---------- RECORDED INFORMATION

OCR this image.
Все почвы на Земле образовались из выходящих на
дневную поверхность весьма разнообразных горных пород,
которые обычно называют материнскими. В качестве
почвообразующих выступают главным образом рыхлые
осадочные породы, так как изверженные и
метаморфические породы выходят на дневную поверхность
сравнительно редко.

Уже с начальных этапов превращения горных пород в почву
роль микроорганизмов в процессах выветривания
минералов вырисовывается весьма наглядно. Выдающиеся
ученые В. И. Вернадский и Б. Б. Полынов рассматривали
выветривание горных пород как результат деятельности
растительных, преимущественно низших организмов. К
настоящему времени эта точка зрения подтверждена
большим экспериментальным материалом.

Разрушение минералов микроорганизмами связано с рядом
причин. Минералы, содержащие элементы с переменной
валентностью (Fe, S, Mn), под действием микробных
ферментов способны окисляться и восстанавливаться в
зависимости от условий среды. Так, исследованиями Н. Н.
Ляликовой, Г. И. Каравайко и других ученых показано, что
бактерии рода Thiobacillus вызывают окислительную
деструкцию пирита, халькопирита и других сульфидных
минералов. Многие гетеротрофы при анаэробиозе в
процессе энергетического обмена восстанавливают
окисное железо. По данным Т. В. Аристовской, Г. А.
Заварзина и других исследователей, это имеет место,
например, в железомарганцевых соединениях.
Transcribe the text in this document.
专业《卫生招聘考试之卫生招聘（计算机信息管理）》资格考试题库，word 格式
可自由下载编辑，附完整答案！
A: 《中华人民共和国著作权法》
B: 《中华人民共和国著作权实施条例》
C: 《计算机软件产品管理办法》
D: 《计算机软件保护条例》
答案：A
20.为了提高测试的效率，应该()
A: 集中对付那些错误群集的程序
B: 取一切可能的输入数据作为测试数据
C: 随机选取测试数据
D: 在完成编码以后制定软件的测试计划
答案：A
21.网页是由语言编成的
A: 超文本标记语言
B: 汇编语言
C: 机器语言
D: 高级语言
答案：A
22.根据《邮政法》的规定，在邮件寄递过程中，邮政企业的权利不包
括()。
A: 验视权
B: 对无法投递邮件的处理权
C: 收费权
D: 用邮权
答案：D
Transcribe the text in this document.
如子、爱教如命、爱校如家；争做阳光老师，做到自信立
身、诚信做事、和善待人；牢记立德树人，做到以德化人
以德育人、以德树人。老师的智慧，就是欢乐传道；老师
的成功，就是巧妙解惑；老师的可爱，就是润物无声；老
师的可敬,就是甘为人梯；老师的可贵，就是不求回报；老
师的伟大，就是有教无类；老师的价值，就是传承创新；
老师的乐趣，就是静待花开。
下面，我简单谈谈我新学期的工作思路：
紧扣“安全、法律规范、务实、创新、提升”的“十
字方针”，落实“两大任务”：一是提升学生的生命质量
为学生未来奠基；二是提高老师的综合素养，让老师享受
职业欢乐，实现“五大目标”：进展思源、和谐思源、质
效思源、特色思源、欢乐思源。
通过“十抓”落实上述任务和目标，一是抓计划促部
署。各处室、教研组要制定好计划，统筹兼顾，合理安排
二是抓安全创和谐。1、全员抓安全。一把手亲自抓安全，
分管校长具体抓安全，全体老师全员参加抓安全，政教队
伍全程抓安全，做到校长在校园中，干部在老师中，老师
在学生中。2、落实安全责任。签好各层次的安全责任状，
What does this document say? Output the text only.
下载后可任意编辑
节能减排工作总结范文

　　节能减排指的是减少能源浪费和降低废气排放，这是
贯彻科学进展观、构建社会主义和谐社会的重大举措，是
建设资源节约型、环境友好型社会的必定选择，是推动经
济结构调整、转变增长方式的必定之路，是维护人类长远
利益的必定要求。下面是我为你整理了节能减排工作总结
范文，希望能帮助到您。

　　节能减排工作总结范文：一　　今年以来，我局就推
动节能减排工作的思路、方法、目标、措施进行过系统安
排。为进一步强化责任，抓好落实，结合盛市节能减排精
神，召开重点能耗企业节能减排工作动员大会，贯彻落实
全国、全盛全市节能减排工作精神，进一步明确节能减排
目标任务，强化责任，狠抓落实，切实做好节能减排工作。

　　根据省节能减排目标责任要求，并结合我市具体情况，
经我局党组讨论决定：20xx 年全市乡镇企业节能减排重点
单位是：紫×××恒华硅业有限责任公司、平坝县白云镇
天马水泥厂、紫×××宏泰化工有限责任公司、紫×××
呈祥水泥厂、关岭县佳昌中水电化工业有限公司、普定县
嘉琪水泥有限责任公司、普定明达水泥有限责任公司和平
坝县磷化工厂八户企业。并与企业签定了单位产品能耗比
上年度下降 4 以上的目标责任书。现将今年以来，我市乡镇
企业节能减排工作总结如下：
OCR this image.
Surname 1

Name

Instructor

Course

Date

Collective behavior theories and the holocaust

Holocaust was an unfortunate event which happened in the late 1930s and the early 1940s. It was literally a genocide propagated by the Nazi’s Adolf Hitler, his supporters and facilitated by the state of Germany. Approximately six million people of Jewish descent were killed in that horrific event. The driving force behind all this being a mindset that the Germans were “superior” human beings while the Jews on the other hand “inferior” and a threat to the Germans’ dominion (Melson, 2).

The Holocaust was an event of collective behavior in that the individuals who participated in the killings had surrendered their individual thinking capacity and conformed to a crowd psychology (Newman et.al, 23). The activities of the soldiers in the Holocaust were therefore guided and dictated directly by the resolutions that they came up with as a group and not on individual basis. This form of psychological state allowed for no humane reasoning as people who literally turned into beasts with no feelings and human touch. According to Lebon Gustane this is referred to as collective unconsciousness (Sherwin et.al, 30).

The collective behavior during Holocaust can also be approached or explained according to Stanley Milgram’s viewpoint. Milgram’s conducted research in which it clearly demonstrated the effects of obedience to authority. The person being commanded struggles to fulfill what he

--------------------

PROBLEM TO SOLVE. Please quote every record above exactly as it appears.

TASK RESPONSE.
OCR this image.
Все почвы на Земле образовались из выходящих на
дневную поверхность весьма разнообразных горных пород,
которые обычно называют материнскими. В качестве
почвообразующих выступают главным образом рыхлые
осадочные породы, так как изверженные и
метаморфические породы выходят на дневную поверхность
сравнительно редко.

Уже с начальных этапов превращения горных пород в почву
роль микроорганизмов в процессах выветривания
минералов вырисовывается весьма наглядно. Выдающиеся
ученые В. И. Вернадский и Б. Б. Полынов рассматривали
выветривание горных пород как результат деятельности
растительных, преимущественно низших организмов. К
настоящему времени эта точка зрения подтверждена
большим экспериментальным материалом.

Разрушение минералов микроорганизмами связано с рядом
причин. Минералы, содержащие элементы с переменной
валентностью (Fe, S, Mn), под действием микробных
ферментов способны окисляться и восстанавливаться в
зависимости от условий среды. Так, исследованиями Н. Н.
Ляликовой, Г. И. Каравайко и других ученых показано, что
бактерии рода Thiobacillus вызывают окислительную
деструкцию пирита, халькопирита и других сульфидных
минералов. Многие гетеротрофы при анаэробиозе в
процессе энергетического обмена восстанавливают
окисное железо. По данным Т. В. Аристовской, Г. А.
Заварзина и других исследователей, это имеет место,
например, в железомарганцевых соединениях.
Transcribe the text in this document.
专业《卫生招聘考试之卫生招聘（计算机信息管理）》资格考试题库，word 格式
可自由下载编辑，附完整答案！
A: 《中华人民共和国著作权法》
B: 《中华人民共和国著作权实施条例》
C: 《计算机软件产品管理办法》
D: 《计算机软件保护条例》
答案：A
20.为了提高测试的效率，应该()
A: 集中对付那些错误群集的程序
B: 取一切可能的输入数据作为测试数据
C: 随机选取测试数据
D: 在完成编码以后制定软件的测试计划
答案：A
21.网页是由语言编成的
A: 超文本标记语言
B: 汇编语言
C: 机器语言
D: 高级语言
答案：A
22.根据《邮政法》的规定，在邮件寄递过程中，邮政企业的权利不包
括()。
A: 验视权
B: 对无法投递邮件的处理权
C: 收费权
D: 用邮权
答案：D
Transcribe the text in this document.
如子、爱教如命、爱校如家；争做阳光老师，做到自信立
身、诚信做事、和善待人；牢记立德树人，做到以德化人
以德育人、以德树人。老师的智慧，就是欢乐传道；老师
的成功，就是巧妙解惑；老师的可爱，就是润物无声；老
师的可敬,就是甘为人梯；老师的可贵，就是不求回报；老
师的伟大，就是有教无类；老师的价值，就是传承创新；
老师的乐趣，就是静待花开。
下面，我简单谈谈我新学期的工作思路：
紧扣“安全、法律规范、务实、创新、提升”的“十
字方针”，落实“两大任务”：一是提升学生的生命质量
为学生未来奠基；二是提高老师的综合素养，让老师享受
职业欢乐，实现“五大目标”：进展思源、和谐思源、质
效思源、特色思源、欢乐思源。
通过“十抓”落实上述任务和目标，一是抓计划促部
署。各处室、教研组要制定好计划，统筹兼顾，合理安排
二是抓安全创和谐。1、全员抓安全。一把手亲自抓安全，
分管校长具体抓安全，全体老师全员参加抓安全，政教队
伍全程抓安全，做到校长在校园中，干部在老师中，老师
在学生中。2、落实安全责任。签好各层次的安全责任状，
What does this document say? Output the text only.
下载后可任意编辑
节能减排工作总结范文

　　节能减排指的是减少能源浪费和降低废气排放，这是
贯彻科学进展观、构建社会主义和谐社会的重大举措，是
建设资源节约型、环境友好型社会的必定选择，是推动经
济结构调整、转变增长方式的必定之路，是维护人类长远
利益的必定要求。下面是我为你整理了节能减排工作总结
范文，希望能帮助到您。

　　节能减排工作总结范文：一　　今年以来，我局就推
动节能减排工作的思路、方法、目标、措施进行过系统安
排。为进一步强化责任，抓好落实，结合盛市节能减排精
神，召开重点能耗企业节能减排工作动员大会，贯彻落实
全国、全盛全市节能减排工作精神，进一步明确节能减排
目标任务，强化责任，狠抓落实，切实做好节能减排工作。

　　根据省节能减排目标责任要求，并结合我市具体情况，
经我局党组讨论决定：20xx 年全市乡镇企业节能减排重点
单位是：紫×××恒华硅业有限责任公司、平坝县白云镇
天马水泥厂、紫×××宏泰化工有限责任公司、紫×××
呈祥水泥厂、关岭县佳昌中水电化工业有限公司、普定县
嘉琪水泥有限责任公司、普定明达水泥有限责任公司和平
坝县磷化工厂八户企业。并与企业签定了单位产品能耗比
上年度下降 4 以上的目标责任书。现将今年以来，我市乡镇
企业节能减排工作总结如下：
OCR this image.
Surname 1

Name

Instructor

Course

Date

Collective behavior theories and the holocaust

Holocaust was an unfortunate event which happened in the late 1930s and the early 1940s. It was literally a genocide propagated by the Nazi’s Adolf Hitler, his supporters and facilitated by the state of Germany. Approximately six million people of Jewish descent were killed in that horrific event. The driving force behind all this being a mindset that the Germans were “superior” human beings while the Jews on the other hand “inferior” and a threat to the Germans’ dominion (Melson, 2).

The Holocaust was an event of collective behavior in that the individuals who participated in the killings had surrendered their individual thinking capacity and conformed to a crowd psychology (Newman et.al, 23). The activities of the soldiers in the Holocaust were therefore guided and dictated directly by the resolutions that they came up with as a group and not on individual basis. This form of psychological state allowed for no humane reasoning as people who literally turned into beasts with no feelings and human touch. According to Lebon Gustane this is referred to as collective unconsciousness (Sherwin et.al, 30).

The collective behavior during Holocaust can also be approached or explained according to Stanley Milgram’s viewpoint. Milgram’s conducted research in which it clearly demonstrated the effects of obedience to authority. The person being commanded struggles to fulfill what he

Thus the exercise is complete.